THE REQUEST
Copy every line from the records below that holds the word "data".

##############################

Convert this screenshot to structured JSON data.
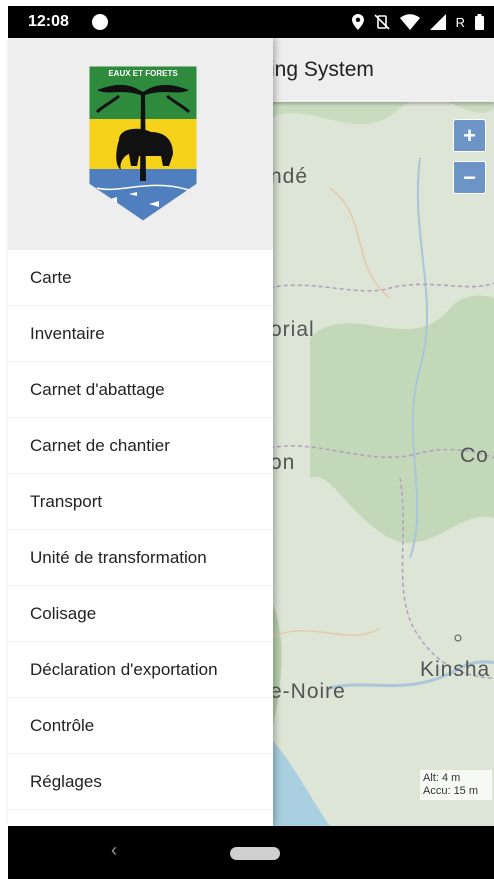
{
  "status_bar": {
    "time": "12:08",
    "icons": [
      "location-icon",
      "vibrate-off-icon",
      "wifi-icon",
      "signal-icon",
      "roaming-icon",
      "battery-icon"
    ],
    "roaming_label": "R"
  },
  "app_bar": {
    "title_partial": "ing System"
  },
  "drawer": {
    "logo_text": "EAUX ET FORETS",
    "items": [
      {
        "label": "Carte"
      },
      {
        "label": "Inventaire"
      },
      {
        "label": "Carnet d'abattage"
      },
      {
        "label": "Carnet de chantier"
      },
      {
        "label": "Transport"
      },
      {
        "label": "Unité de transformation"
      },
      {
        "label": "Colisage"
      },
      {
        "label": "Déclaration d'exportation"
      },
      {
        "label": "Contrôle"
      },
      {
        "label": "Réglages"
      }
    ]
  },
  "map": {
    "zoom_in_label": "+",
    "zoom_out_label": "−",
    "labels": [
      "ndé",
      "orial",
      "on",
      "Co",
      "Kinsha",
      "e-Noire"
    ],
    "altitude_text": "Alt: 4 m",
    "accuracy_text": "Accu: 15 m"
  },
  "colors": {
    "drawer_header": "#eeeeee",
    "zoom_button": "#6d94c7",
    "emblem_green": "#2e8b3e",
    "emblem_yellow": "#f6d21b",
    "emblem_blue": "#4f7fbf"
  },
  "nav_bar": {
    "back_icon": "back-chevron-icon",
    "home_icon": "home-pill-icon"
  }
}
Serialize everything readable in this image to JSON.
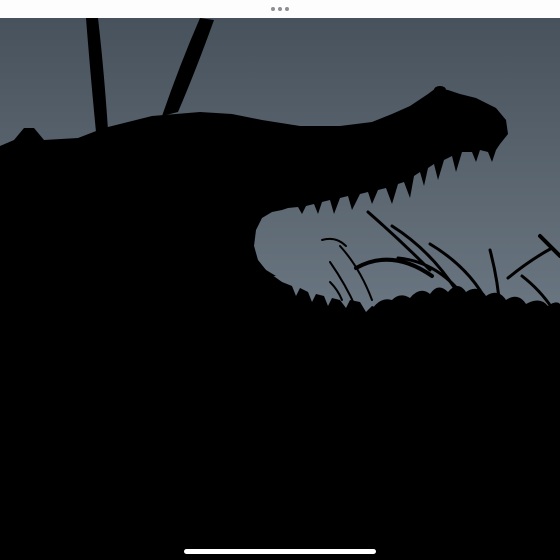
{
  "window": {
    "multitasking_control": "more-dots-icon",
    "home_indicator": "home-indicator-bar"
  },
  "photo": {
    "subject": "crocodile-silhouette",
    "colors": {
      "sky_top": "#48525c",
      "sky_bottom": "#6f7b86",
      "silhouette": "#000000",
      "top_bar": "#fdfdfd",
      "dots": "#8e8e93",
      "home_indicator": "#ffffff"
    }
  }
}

##############################

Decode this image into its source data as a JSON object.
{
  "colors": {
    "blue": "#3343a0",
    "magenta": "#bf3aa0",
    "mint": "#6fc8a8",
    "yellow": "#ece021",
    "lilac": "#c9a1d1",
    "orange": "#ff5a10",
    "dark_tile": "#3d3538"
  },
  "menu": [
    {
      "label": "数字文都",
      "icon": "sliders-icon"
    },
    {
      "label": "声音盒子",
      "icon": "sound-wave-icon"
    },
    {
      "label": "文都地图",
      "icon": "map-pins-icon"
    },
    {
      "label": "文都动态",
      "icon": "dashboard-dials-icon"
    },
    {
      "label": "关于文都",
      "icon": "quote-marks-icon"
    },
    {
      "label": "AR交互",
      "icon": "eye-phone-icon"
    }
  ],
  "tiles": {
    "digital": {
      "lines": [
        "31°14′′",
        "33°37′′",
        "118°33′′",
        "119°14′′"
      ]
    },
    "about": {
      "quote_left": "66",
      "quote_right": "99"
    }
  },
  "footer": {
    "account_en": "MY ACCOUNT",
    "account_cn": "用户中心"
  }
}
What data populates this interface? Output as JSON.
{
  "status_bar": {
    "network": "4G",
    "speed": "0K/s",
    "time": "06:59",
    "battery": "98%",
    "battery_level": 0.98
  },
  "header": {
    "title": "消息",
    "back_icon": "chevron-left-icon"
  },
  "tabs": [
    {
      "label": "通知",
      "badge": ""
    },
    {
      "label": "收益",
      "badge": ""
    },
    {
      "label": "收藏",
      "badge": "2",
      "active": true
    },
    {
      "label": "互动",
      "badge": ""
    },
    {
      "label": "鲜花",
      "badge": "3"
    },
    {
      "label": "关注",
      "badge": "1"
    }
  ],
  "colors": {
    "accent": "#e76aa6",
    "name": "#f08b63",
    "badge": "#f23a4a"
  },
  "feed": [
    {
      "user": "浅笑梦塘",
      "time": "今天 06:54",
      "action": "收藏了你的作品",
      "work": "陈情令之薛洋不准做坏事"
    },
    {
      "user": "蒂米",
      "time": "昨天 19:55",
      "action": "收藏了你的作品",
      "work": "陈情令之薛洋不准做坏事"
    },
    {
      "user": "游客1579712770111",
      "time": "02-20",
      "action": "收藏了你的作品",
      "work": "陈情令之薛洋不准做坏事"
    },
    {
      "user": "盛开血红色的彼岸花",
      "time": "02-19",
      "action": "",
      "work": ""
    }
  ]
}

##############################

RESULT BELOW
Convert this screenshot to structured JSON data.
Decode this image into its source data as a JSON object.
What data populates this interface? Output as JSON.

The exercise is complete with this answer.